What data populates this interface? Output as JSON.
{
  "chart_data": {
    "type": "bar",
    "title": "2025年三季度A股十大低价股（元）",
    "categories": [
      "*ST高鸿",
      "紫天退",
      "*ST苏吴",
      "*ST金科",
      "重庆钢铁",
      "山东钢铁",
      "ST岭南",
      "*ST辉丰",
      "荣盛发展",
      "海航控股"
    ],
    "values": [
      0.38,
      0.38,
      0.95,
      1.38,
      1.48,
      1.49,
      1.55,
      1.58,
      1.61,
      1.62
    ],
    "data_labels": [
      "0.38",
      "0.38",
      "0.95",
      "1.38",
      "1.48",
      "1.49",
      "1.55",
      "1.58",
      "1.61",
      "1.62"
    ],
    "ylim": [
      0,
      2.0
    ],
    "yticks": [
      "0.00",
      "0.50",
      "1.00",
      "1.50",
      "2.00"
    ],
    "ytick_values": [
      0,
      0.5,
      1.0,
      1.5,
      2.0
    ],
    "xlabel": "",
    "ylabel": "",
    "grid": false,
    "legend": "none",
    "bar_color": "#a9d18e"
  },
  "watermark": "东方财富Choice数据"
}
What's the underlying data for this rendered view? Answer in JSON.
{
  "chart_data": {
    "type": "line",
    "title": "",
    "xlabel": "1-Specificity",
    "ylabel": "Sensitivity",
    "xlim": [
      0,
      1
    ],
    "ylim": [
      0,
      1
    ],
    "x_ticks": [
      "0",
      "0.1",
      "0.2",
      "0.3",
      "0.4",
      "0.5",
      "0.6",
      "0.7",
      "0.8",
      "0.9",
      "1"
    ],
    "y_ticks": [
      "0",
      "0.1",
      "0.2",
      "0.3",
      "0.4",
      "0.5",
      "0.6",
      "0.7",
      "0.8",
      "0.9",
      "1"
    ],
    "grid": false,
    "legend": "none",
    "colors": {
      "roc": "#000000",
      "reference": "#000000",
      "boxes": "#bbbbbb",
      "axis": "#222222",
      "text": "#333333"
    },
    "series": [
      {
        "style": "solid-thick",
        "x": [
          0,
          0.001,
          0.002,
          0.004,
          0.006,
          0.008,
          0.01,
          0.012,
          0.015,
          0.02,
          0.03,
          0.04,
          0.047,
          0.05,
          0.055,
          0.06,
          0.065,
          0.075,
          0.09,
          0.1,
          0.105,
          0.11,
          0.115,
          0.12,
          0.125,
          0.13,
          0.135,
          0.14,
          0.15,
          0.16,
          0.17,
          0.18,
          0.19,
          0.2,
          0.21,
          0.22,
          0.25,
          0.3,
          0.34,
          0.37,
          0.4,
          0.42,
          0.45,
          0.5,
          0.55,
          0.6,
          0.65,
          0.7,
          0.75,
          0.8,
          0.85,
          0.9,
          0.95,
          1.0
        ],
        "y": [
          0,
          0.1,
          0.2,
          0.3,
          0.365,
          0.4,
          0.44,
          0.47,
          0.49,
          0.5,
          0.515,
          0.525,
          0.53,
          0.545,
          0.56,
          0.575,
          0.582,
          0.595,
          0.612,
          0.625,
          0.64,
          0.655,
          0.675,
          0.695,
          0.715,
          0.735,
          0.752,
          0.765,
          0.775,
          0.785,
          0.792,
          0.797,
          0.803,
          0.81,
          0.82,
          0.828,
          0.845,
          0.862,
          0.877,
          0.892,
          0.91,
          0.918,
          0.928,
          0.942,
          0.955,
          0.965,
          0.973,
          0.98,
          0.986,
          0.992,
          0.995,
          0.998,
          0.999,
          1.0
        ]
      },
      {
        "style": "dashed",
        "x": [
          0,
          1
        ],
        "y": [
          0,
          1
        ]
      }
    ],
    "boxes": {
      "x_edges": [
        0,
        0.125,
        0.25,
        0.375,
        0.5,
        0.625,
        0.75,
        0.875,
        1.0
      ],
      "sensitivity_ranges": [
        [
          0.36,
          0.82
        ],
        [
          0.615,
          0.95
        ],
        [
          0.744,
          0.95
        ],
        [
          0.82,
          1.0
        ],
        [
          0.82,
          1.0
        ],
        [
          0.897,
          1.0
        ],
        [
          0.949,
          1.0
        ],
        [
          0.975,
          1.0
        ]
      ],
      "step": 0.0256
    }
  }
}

STATED TASK: Recite the full listing above exactly.

ANSWER IN FULL:
What data populates this interface? Output as JSON.
{
  "chart_data": {
    "type": "bar",
    "title": "2025年三季度A股十大低价股（元）",
    "categories": [
      "*ST高鸿",
      "紫天退",
      "*ST苏吴",
      "*ST金科",
      "重庆钢铁",
      "山东钢铁",
      "ST岭南",
      "*ST辉丰",
      "荣盛发展",
      "海航控股"
    ],
    "values": [
      0.38,
      0.38,
      0.95,
      1.38,
      1.48,
      1.49,
      1.55,
      1.58,
      1.61,
      1.62
    ],
    "data_labels": [
      "0.38",
      "0.38",
      "0.95",
      "1.38",
      "1.48",
      "1.49",
      "1.55",
      "1.58",
      "1.61",
      "1.62"
    ],
    "ylim": [
      0,
      2.0
    ],
    "yticks": [
      "0.00",
      "0.50",
      "1.00",
      "1.50",
      "2.00"
    ],
    "ytick_values": [
      0,
      0.5,
      1.0,
      1.5,
      2.0
    ],
    "xlabel": "",
    "ylabel": "",
    "grid": false,
    "legend": "none",
    "bar_color": "#a9d18e"
  },
  "watermark": "东方财富Choice数据"
}
What's the underlying data for this rendered view? Answer in JSON.
{
  "chart_data": {
    "type": "line",
    "title": "",
    "xlabel": "1-Specificity",
    "ylabel": "Sensitivity",
    "xlim": [
      0,
      1
    ],
    "ylim": [
      0,
      1
    ],
    "x_ticks": [
      "0",
      "0.1",
      "0.2",
      "0.3",
      "0.4",
      "0.5",
      "0.6",
      "0.7",
      "0.8",
      "0.9",
      "1"
    ],
    "y_ticks": [
      "0",
      "0.1",
      "0.2",
      "0.3",
      "0.4",
      "0.5",
      "0.6",
      "0.7",
      "0.8",
      "0.9",
      "1"
    ],
    "grid": false,
    "legend": "none",
    "colors": {
      "roc": "#000000",
      "reference": "#000000",
      "boxes": "#bbbbbb",
      "axis": "#222222",
      "text": "#333333"
    },
    "series": [
      {
        "style": "solid-thick",
        "x": [
          0,
          0.001,
          0.002,
          0.004,
          0.006,
          0.008,
          0.01,
          0.012,
          0.015,
          0.02,
          0.03,
          0.04,
          0.047,
          0.05,
          0.055,
          0.06,
          0.065,
          0.075,
          0.09,
          0.1,
          0.105,
          0.11,
          0.115,
          0.12,
          0.125,
          0.13,
          0.135,
          0.14,
          0.15,
          0.16,
          0.17,
          0.18,
          0.19,
          0.2,
          0.21,
          0.22,
          0.25,
          0.3,
          0.34,
          0.37,
          0.4,
          0.42,
          0.45,
          0.5,
          0.55,
          0.6,
          0.65,
          0.7,
          0.75,
          0.8,
          0.85,
          0.9,
          0.95,
          1.0
        ],
        "y": [
          0,
          0.1,
          0.2,
          0.3,
          0.365,
          0.4,
          0.44,
          0.47,
          0.49,
          0.5,
          0.515,
          0.525,
          0.53,
          0.545,
          0.56,
          0.575,
          0.582,
          0.595,
          0.612,
          0.625,
          0.64,
          0.655,
          0.675,
          0.695,
          0.715,
          0.735,
          0.752,
          0.765,
          0.775,
          0.785,
          0.792,
          0.797,
          0.803,
          0.81,
          0.82,
          0.828,
          0.845,
          0.862,
          0.877,
          0.892,
          0.91,
          0.918,
          0.928,
          0.942,
          0.955,
          0.965,
          0.973,
          0.98,
          0.986,
          0.992,
          0.995,
          0.998,
          0.999,
          1.0
        ]
      },
      {
        "style": "dashed",
        "x": [
          0,
          1
        ],
        "y": [
          0,
          1
        ]
      }
    ],
    "boxes": {
      "x_edges": [
        0,
        0.125,
        0.25,
        0.375,
        0.5,
        0.625,
        0.75,
        0.875,
        1.0
      ],
      "sensitivity_ranges": [
        [
          0.36,
          0.82
        ],
        [
          0.615,
          0.95
        ],
        [
          0.744,
          0.95
        ],
        [
          0.82,
          1.0
        ],
        [
          0.82,
          1.0
        ],
        [
          0.897,
          1.0
        ],
        [
          0.949,
          1.0
        ],
        [
          0.975,
          1.0
        ]
      ],
      "step": 0.0256
    }
  }
}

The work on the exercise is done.